:: Your task ::
Copy every line of the entries that includes the word "souvent".

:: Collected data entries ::
-=-=-

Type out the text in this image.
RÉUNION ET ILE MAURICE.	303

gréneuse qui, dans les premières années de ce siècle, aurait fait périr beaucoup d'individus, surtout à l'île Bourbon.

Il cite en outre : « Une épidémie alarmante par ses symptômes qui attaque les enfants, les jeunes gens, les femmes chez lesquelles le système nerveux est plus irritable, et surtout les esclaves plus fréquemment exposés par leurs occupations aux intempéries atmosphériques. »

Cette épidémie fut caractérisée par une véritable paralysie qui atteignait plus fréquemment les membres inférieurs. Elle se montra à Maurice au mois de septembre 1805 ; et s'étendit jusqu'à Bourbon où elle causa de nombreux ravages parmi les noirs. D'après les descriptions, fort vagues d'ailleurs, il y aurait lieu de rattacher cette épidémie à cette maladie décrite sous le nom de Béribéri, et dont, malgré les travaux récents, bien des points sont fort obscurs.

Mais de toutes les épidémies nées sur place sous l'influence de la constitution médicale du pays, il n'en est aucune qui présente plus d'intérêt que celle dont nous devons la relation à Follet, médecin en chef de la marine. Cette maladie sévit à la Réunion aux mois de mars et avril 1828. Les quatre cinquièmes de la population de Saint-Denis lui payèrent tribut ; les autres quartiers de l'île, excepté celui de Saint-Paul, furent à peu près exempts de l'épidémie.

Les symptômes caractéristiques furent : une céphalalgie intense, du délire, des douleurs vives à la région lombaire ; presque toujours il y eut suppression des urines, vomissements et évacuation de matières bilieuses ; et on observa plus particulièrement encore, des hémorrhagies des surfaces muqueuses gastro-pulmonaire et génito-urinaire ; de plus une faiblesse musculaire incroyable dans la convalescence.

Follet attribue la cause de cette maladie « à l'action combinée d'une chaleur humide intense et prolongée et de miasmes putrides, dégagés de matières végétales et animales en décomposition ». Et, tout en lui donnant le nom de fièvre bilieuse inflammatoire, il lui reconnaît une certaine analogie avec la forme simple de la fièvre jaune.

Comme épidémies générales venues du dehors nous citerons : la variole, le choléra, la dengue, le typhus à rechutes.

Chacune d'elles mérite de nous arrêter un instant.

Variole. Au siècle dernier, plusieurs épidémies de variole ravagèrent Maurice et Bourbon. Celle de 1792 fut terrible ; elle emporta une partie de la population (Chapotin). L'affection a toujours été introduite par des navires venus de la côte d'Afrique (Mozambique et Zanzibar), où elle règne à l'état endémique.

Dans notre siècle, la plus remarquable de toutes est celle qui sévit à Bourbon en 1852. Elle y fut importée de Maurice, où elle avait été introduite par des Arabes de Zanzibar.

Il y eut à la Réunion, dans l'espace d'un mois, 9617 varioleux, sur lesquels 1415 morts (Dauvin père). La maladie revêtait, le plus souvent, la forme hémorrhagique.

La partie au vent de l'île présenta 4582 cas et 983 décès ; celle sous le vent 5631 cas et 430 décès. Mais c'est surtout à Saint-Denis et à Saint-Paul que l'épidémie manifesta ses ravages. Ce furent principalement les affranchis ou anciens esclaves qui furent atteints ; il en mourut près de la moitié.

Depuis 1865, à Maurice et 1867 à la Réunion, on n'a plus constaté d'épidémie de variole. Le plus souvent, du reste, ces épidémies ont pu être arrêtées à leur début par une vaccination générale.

-=-=-

:: Answer ::
Il y eut à la Réunion, dans l'espace d'un mois, 9617 varioleux, sur lesquels 1415 morts (Dauvin père). La maladie revêtait, le plus souvent, la forme hémorrhagique.
Depuis 1865, à Maurice et 1867 à la Réunion, on n'a plus constaté d'épidémie de variole. Le plus souvent, du reste, ces épidémies ont pu être arrêtées à leur début par une vaccination générale.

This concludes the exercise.